■ Extracted data entries:
>>>>>

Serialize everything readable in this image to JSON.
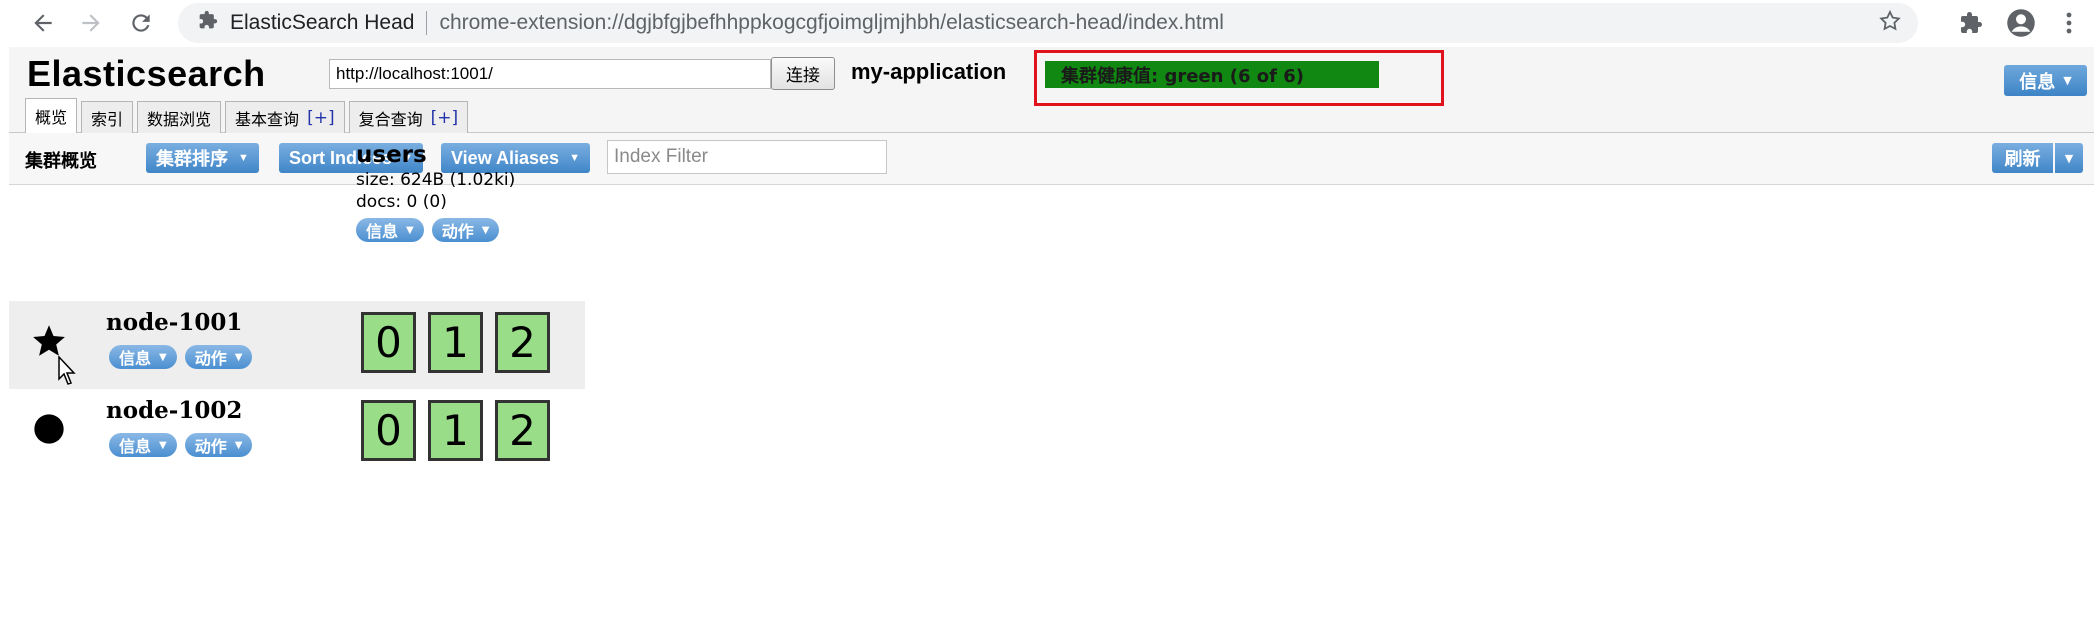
{
  "browser": {
    "back_icon": "arrow-left-icon",
    "forward_icon": "arrow-right-icon",
    "reload_icon": "reload-icon",
    "page_title": "ElasticSearch Head",
    "url": "chrome-extension://dgjbfgjbefhhppkogcgfjoimgljmjhbh/elasticsearch-head/index.html"
  },
  "header": {
    "brand": "Elasticsearch",
    "connect_url": "http://localhost:1001/",
    "connect_label": "连接",
    "cluster_name": "my-application",
    "health_text": "集群健康值: green (6 of 6)",
    "health_color": "#118811",
    "info_label": "信息"
  },
  "tabs": [
    {
      "label": "概览",
      "plus": ""
    },
    {
      "label": "索引",
      "plus": ""
    },
    {
      "label": "数据浏览",
      "plus": ""
    },
    {
      "label": "基本查询",
      "plus": "[+]"
    },
    {
      "label": "复合查询",
      "plus": "[+]"
    }
  ],
  "toolbar": {
    "title": "集群概览",
    "sort_cluster_label": "集群排序",
    "sort_indices_label": "Sort Indices",
    "view_aliases_label": "View Aliases",
    "index_filter_placeholder": "Index Filter",
    "refresh_label": "刷新"
  },
  "index": {
    "name": "users",
    "size": "size: 624B (1.02ki)",
    "docs": "docs: 0 (0)",
    "info_label": "信息",
    "action_label": "动作"
  },
  "nodes": [
    {
      "name": "node-1001",
      "icon": "star-icon",
      "info_label": "信息",
      "action_label": "动作",
      "shards": [
        "0",
        "1",
        "2"
      ]
    },
    {
      "name": "node-1002",
      "icon": "circle-icon",
      "info_label": "信息",
      "action_label": "动作",
      "shards": [
        "0",
        "1",
        "2"
      ]
    }
  ],
  "colors": {
    "shard_fill": "#99dd88",
    "button_blue": "#3f86c8",
    "highlight_frame": "#e0121c"
  }
}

<<<<<

■ What to work on: Every line of the data should be copied as it stands, without the images.

■ Task response:
Serialize everything readable in this image to JSON.
{
  "browser": {
    "back_icon": "arrow-left-icon",
    "forward_icon": "arrow-right-icon",
    "reload_icon": "reload-icon",
    "page_title": "ElasticSearch Head",
    "url": "chrome-extension://dgjbfgjbefhhppkogcgfjoimgljmjhbh/elasticsearch-head/index.html"
  },
  "header": {
    "brand": "Elasticsearch",
    "connect_url": "http://localhost:1001/",
    "connect_label": "连接",
    "cluster_name": "my-application",
    "health_text": "集群健康值: green (6 of 6)",
    "health_color": "#118811",
    "info_label": "信息"
  },
  "tabs": [
    {
      "label": "概览",
      "plus": ""
    },
    {
      "label": "索引",
      "plus": ""
    },
    {
      "label": "数据浏览",
      "plus": ""
    },
    {
      "label": "基本查询",
      "plus": "[+]"
    },
    {
      "label": "复合查询",
      "plus": "[+]"
    }
  ],
  "toolbar": {
    "title": "集群概览",
    "sort_cluster_label": "集群排序",
    "sort_indices_label": "Sort Indices",
    "view_aliases_label": "View Aliases",
    "index_filter_placeholder": "Index Filter",
    "refresh_label": "刷新"
  },
  "index": {
    "name": "users",
    "size": "size: 624B (1.02ki)",
    "docs": "docs: 0 (0)",
    "info_label": "信息",
    "action_label": "动作"
  },
  "nodes": [
    {
      "name": "node-1001",
      "icon": "star-icon",
      "info_label": "信息",
      "action_label": "动作",
      "shards": [
        "0",
        "1",
        "2"
      ]
    },
    {
      "name": "node-1002",
      "icon": "circle-icon",
      "info_label": "信息",
      "action_label": "动作",
      "shards": [
        "0",
        "1",
        "2"
      ]
    }
  ],
  "colors": {
    "shard_fill": "#99dd88",
    "button_blue": "#3f86c8",
    "highlight_frame": "#e0121c"
  }
}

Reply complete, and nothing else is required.